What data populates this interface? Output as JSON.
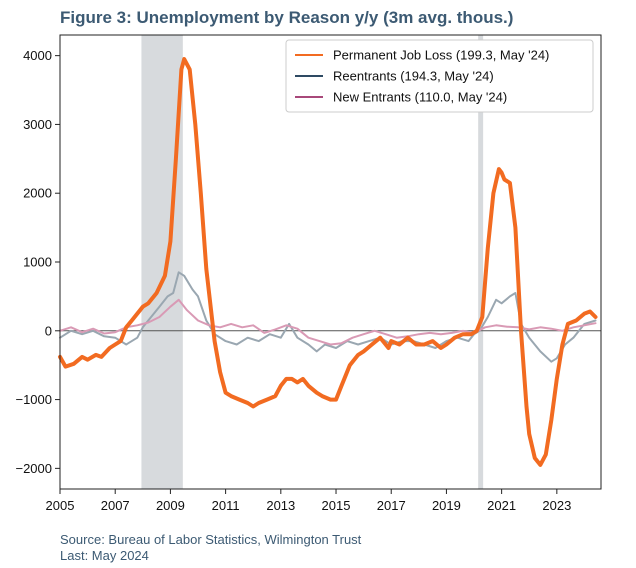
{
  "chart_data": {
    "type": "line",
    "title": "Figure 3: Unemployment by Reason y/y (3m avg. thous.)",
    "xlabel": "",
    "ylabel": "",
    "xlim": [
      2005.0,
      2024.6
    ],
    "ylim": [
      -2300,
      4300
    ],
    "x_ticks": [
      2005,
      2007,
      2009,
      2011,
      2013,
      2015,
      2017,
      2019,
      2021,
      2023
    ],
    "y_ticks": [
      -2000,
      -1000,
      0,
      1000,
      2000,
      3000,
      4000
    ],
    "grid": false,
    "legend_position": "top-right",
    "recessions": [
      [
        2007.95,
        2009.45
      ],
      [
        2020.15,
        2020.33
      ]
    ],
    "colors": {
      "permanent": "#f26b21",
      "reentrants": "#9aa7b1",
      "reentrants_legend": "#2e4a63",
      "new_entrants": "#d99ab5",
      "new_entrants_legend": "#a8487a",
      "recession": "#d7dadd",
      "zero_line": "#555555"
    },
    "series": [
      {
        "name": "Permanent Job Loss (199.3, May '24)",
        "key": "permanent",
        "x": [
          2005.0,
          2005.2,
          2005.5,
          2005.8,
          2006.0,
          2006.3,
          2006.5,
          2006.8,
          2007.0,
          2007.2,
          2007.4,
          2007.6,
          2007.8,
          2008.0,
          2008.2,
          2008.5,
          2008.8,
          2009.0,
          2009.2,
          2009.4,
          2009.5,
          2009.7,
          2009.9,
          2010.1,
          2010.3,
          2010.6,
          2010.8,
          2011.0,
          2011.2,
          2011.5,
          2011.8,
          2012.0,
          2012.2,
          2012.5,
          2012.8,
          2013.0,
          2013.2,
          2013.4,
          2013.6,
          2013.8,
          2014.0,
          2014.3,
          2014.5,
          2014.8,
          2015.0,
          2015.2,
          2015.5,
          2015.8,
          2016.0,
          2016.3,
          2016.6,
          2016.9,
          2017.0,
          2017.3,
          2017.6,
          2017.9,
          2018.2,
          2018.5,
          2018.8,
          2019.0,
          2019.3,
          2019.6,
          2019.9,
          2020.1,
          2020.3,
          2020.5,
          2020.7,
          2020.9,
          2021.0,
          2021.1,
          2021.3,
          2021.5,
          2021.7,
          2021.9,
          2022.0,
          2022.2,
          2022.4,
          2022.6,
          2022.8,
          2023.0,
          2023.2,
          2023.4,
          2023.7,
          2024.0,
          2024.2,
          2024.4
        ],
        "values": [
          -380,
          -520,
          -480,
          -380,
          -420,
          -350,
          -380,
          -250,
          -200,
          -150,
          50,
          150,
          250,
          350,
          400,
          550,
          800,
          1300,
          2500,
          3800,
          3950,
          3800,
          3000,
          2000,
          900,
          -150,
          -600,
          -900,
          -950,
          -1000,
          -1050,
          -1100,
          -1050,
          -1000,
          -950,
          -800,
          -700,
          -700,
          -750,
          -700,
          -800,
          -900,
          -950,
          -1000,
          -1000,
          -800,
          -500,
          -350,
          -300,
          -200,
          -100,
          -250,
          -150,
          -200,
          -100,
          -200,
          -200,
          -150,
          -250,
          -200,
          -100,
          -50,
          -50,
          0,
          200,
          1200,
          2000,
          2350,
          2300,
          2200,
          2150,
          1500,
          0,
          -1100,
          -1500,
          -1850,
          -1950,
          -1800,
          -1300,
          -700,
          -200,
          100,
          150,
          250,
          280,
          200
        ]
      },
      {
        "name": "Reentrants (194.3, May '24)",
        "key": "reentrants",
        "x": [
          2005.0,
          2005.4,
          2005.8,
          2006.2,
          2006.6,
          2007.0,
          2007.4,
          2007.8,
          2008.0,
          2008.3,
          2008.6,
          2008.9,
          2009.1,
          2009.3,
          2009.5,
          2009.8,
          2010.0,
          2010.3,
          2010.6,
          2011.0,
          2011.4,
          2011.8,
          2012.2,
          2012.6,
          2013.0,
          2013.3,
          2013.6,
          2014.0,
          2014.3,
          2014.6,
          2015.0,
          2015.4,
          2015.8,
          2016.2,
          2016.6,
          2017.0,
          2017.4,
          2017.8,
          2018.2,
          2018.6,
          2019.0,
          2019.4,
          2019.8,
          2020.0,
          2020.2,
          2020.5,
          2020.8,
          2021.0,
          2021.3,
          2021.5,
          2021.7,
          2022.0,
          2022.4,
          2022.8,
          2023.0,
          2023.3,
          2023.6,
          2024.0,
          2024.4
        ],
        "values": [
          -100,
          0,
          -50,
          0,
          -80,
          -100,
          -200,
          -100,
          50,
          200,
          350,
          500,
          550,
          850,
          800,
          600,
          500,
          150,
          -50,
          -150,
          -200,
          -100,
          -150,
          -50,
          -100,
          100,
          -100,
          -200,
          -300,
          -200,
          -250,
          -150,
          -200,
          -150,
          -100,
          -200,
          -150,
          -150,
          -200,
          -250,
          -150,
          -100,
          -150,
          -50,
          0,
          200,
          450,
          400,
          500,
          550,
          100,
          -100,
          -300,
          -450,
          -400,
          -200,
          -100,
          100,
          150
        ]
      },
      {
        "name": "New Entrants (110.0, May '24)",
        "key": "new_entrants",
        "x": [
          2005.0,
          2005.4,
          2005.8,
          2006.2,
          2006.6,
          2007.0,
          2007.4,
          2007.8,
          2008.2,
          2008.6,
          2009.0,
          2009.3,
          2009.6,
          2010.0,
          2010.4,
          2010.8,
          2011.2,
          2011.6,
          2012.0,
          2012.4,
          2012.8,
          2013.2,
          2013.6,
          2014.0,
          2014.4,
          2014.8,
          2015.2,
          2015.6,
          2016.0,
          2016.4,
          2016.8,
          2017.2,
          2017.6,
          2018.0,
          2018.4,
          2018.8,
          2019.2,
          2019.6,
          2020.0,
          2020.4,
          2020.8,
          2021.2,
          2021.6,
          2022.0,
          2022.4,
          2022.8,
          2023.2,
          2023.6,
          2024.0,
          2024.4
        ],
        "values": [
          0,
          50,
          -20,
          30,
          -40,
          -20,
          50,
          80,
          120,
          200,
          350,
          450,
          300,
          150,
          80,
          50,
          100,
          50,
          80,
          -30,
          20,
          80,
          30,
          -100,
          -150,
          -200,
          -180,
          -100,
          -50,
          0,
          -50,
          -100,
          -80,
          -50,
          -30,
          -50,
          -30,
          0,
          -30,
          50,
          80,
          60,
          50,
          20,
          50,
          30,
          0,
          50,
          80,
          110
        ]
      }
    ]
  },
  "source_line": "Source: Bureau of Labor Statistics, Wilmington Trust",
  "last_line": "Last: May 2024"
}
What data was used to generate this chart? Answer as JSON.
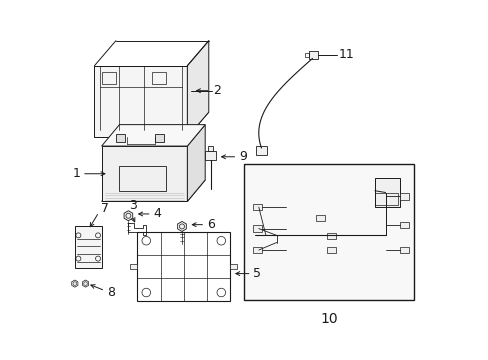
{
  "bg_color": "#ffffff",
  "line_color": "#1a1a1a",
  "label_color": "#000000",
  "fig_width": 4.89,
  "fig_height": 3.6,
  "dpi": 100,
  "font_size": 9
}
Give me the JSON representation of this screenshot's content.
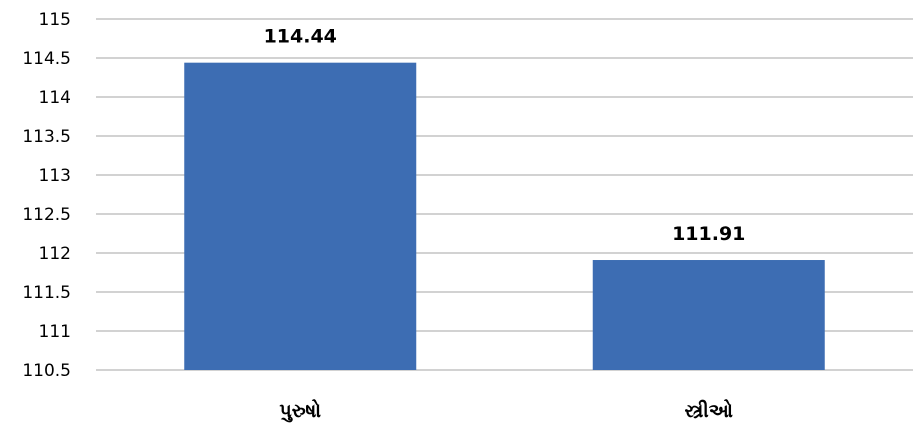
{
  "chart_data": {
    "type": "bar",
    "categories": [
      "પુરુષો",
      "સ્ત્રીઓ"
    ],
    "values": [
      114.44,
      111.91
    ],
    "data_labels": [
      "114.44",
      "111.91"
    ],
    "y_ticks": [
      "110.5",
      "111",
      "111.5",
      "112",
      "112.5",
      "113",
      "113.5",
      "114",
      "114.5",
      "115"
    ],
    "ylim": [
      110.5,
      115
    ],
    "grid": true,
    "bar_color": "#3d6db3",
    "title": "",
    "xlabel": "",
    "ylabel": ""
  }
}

## Exercise prompt
Pick up at the line that holds "Give me the" and restate each line, word for word, through the last line of the entries. Include both end lines but none of the pictures.

## Result
Give me the JSON representation of this screenshot's content.
{
  "chart_data": {
    "type": "bar",
    "categories": [
      "પુરુષો",
      "સ્ત્રીઓ"
    ],
    "values": [
      114.44,
      111.91
    ],
    "data_labels": [
      "114.44",
      "111.91"
    ],
    "y_ticks": [
      "110.5",
      "111",
      "111.5",
      "112",
      "112.5",
      "113",
      "113.5",
      "114",
      "114.5",
      "115"
    ],
    "ylim": [
      110.5,
      115
    ],
    "grid": true,
    "bar_color": "#3d6db3",
    "title": "",
    "xlabel": "",
    "ylabel": ""
  }
}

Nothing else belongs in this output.